DIRECTIONS FOR THIS TASK: Wherever a line in the data below holds "соцветий", copy that line.

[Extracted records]
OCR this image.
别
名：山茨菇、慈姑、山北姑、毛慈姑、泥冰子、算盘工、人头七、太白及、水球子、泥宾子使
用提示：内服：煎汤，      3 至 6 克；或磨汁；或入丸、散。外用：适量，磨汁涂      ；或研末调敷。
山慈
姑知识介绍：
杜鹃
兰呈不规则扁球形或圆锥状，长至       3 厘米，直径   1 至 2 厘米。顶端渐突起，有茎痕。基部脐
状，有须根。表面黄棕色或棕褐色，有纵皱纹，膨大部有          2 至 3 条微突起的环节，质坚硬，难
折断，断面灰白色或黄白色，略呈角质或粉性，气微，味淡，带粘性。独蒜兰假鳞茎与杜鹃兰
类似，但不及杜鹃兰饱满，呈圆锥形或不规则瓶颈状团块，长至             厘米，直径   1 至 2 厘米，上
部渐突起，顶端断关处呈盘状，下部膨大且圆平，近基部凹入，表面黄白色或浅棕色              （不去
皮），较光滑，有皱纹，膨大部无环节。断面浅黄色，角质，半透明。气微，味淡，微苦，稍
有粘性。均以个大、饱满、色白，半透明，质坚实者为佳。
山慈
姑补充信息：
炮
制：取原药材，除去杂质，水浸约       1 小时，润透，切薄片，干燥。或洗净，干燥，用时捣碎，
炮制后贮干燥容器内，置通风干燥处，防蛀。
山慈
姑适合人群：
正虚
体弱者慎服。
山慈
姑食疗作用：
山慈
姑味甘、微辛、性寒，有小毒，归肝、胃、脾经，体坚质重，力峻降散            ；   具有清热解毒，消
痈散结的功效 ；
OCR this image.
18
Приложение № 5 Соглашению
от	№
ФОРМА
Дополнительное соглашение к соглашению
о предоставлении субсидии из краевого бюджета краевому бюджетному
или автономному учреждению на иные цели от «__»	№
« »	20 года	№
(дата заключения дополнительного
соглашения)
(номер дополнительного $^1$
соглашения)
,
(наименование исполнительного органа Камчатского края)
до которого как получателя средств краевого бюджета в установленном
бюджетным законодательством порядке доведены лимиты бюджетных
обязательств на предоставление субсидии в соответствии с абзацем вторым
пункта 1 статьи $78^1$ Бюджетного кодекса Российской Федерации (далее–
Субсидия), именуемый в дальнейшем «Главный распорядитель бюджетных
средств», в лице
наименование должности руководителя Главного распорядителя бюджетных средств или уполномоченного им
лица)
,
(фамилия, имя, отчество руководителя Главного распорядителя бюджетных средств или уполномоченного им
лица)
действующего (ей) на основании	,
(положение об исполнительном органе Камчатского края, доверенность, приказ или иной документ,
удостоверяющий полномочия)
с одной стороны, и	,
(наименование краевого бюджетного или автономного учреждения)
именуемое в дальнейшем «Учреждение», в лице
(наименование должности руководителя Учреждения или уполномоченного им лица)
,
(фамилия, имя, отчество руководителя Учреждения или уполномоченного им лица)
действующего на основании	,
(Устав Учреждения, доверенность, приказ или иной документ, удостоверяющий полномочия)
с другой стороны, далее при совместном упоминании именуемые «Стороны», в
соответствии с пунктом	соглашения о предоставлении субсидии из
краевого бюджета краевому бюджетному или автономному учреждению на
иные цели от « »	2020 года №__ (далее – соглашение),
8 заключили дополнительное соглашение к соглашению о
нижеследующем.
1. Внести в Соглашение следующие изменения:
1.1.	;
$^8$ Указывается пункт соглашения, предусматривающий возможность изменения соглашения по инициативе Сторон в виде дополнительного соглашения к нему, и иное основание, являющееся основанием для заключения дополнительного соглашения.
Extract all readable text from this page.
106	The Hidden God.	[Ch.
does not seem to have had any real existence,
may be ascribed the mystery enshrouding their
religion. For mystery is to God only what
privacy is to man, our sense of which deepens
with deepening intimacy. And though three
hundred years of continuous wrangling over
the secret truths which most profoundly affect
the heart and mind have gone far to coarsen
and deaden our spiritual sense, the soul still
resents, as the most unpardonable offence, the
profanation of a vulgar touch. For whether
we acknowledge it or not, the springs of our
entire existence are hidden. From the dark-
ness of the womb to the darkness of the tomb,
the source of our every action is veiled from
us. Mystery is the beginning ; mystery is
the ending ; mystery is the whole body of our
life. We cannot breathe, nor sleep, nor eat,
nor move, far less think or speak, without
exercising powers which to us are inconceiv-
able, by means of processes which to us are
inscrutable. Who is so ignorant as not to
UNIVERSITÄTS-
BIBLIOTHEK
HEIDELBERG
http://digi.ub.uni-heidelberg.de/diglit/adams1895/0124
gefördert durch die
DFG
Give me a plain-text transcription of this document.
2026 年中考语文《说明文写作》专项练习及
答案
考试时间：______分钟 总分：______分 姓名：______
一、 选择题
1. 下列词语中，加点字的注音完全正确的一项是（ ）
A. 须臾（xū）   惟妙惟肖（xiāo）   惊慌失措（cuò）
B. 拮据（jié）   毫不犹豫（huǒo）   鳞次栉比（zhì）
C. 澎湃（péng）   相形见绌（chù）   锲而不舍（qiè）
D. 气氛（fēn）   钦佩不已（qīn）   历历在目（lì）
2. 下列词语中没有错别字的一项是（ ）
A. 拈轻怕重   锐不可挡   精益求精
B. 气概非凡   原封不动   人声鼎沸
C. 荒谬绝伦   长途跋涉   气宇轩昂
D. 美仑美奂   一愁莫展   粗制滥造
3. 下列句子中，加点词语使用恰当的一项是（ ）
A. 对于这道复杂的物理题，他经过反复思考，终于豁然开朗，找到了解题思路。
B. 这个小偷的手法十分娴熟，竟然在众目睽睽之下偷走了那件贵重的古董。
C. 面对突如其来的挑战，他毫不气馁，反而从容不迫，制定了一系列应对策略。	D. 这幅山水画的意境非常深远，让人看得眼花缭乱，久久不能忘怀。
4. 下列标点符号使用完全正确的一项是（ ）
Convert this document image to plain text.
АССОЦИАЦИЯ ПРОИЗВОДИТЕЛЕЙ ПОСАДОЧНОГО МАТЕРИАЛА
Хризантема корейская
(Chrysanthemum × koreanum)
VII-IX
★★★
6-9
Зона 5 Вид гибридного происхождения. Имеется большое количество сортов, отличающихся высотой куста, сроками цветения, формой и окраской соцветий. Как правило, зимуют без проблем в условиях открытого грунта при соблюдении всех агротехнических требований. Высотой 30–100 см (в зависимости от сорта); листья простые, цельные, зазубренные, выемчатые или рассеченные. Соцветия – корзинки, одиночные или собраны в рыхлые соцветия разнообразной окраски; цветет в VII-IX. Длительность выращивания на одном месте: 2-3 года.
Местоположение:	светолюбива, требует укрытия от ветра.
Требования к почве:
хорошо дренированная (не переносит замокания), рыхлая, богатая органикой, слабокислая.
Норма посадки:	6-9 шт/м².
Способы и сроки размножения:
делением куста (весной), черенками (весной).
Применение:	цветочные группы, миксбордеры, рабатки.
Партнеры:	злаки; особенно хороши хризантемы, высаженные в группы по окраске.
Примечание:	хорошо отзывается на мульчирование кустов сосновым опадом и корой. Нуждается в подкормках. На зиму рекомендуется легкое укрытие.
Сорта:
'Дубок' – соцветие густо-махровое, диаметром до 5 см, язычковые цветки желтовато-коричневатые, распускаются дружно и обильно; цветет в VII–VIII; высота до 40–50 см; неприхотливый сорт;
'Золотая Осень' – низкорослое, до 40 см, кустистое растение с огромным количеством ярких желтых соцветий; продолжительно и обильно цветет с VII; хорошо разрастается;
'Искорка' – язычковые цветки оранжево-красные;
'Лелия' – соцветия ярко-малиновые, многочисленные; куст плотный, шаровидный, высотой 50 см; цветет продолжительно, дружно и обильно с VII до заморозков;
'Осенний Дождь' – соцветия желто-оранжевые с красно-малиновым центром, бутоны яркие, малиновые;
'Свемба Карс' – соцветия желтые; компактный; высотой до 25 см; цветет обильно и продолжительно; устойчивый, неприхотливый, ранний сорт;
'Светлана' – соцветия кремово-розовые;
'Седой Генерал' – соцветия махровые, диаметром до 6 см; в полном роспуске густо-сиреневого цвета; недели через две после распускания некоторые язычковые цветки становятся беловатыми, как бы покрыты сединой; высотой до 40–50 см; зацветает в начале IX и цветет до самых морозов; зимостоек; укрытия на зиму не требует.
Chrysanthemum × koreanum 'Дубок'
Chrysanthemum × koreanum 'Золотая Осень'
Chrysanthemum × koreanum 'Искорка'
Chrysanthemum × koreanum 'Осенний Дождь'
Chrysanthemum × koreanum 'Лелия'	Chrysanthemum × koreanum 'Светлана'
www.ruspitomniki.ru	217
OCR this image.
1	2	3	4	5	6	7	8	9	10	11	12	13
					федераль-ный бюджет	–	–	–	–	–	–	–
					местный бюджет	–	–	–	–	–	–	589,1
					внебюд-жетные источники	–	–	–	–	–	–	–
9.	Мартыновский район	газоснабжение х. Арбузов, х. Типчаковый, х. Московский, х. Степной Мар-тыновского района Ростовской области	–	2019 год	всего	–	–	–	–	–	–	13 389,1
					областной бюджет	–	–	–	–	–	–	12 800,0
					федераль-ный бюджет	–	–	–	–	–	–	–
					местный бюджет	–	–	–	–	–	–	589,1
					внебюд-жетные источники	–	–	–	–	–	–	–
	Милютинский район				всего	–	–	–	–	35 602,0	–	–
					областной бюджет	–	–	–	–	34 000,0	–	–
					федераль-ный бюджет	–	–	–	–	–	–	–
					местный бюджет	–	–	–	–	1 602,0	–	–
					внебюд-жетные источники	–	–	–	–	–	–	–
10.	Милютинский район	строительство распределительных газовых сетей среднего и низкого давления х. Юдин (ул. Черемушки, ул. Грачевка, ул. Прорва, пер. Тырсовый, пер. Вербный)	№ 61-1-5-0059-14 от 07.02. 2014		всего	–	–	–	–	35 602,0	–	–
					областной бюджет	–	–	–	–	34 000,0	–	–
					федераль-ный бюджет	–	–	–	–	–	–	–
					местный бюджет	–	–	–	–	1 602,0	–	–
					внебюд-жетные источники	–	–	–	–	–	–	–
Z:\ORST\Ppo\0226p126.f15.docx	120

WRITTEN SOLUTION:
Зона 5 Вид гибридного происхождения. Имеется большое количество сортов, отличающихся высотой куста, сроками цветения, формой и окраской соцветий. Как правило, зимуют без проблем в условиях открытого грунта при соблюдении всех агротехнических требований. Высотой 30–100 см (в зависимости от сорта); листья простые, цельные, зазубренные, выемчатые или рассеченные. Соцветия – корзинки, одиночные или собраны в рыхлые соцветия разнообразной окраски; цветет в VII-IX. Длительность выращивания на одном месте: 2-3 года.
'Золотая Осень' – низкорослое, до 40 см, кустистое растение с огромным количеством ярких желтых соцветий; продолжительно и обильно цветет с VII; хорошо разрастается;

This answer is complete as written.